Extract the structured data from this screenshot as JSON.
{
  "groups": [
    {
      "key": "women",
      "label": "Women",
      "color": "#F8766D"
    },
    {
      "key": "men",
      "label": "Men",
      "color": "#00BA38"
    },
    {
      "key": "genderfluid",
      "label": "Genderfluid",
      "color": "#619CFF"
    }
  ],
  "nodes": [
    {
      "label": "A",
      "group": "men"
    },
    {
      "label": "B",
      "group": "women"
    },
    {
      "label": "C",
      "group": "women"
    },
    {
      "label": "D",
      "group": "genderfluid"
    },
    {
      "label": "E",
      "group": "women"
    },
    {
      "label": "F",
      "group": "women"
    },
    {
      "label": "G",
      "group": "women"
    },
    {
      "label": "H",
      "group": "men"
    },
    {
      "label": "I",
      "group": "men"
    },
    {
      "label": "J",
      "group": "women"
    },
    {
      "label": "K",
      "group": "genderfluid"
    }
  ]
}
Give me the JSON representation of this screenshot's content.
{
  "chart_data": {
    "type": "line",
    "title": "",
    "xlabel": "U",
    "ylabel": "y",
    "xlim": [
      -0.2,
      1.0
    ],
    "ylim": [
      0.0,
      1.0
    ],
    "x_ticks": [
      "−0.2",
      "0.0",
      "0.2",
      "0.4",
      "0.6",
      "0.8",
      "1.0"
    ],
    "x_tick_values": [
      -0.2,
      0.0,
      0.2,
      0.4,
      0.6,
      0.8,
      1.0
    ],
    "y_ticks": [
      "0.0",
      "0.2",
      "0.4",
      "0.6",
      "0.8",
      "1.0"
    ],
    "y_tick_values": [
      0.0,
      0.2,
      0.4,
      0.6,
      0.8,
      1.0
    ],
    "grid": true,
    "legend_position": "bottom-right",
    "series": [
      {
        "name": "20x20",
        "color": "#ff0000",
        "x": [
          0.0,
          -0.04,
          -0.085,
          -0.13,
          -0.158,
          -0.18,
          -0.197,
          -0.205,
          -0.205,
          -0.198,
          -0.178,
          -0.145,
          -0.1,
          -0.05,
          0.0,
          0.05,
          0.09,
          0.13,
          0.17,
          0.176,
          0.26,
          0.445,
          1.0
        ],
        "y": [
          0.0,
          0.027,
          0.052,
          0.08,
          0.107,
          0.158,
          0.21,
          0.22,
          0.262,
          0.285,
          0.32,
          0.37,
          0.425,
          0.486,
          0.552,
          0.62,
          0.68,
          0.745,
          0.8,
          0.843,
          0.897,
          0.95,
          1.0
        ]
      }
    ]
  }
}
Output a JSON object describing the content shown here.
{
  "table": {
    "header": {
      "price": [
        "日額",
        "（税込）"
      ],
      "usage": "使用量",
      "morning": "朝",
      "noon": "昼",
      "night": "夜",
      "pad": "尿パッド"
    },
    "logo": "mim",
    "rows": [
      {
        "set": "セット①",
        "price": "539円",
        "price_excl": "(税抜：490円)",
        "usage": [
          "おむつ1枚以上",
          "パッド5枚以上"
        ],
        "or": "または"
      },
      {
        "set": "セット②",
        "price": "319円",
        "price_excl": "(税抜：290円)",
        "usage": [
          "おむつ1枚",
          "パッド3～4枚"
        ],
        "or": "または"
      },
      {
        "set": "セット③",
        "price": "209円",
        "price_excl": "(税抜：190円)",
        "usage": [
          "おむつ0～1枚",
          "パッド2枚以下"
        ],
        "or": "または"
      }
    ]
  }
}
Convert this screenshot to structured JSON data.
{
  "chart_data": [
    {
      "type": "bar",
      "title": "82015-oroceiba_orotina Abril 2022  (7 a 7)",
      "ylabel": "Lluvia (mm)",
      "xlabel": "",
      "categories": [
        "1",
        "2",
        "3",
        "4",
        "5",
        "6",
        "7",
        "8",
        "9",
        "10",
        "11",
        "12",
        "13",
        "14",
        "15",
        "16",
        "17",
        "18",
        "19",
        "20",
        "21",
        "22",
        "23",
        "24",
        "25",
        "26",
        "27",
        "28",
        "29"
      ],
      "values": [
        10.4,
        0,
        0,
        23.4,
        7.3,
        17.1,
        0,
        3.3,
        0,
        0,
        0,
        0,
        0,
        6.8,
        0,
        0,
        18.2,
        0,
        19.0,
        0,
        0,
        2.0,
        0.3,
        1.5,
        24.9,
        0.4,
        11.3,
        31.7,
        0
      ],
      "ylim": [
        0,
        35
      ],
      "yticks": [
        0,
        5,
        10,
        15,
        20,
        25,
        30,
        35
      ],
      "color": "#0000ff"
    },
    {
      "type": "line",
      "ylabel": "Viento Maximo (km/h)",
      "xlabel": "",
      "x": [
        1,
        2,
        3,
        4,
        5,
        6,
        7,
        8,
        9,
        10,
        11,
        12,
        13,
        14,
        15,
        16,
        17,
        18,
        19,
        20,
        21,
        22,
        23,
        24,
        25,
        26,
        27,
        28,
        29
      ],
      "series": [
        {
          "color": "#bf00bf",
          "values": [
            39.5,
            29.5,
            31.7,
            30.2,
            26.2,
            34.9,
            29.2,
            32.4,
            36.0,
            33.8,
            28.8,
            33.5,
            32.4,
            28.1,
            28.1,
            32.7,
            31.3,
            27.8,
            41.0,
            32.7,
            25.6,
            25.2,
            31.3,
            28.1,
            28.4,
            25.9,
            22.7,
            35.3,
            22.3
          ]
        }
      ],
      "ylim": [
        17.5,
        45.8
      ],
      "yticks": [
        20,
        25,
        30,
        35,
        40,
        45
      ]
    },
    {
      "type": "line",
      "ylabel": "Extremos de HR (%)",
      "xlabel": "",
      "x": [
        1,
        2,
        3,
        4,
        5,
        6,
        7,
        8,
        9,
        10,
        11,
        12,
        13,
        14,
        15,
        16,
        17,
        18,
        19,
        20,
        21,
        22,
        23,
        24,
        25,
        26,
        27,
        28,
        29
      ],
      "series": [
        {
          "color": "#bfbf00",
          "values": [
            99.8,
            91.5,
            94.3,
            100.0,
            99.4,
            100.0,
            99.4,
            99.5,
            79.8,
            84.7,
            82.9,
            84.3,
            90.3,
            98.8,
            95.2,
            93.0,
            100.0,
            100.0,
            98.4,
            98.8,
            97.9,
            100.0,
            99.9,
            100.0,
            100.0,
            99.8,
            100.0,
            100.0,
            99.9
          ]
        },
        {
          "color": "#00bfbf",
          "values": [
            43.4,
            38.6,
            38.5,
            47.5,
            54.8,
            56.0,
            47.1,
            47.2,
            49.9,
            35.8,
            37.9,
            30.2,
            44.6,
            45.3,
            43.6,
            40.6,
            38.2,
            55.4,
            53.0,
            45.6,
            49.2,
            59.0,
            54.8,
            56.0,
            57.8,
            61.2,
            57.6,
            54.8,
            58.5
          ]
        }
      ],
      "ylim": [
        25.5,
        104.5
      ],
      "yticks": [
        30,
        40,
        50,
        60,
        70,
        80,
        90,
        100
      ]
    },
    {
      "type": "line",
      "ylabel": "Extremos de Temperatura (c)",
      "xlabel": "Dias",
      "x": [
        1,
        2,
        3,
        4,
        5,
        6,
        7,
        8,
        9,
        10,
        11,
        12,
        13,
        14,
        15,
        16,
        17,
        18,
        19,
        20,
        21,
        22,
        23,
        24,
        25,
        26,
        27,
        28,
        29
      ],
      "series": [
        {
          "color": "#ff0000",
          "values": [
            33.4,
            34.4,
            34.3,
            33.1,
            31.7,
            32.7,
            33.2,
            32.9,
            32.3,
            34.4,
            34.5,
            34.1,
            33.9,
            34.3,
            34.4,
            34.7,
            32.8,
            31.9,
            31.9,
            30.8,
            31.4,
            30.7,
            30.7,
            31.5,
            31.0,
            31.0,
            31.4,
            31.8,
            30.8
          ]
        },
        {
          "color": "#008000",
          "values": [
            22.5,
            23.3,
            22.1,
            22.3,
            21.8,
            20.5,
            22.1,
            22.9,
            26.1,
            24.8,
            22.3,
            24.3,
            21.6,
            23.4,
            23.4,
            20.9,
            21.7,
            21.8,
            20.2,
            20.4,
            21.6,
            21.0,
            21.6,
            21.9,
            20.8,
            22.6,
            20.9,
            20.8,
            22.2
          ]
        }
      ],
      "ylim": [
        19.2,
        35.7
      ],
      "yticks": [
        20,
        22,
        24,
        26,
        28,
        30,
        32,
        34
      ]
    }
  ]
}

:::

# Problem to work on:
From the records above, how many lines include the word "JSON"? Only the number is wanted.

# Output for this task:
4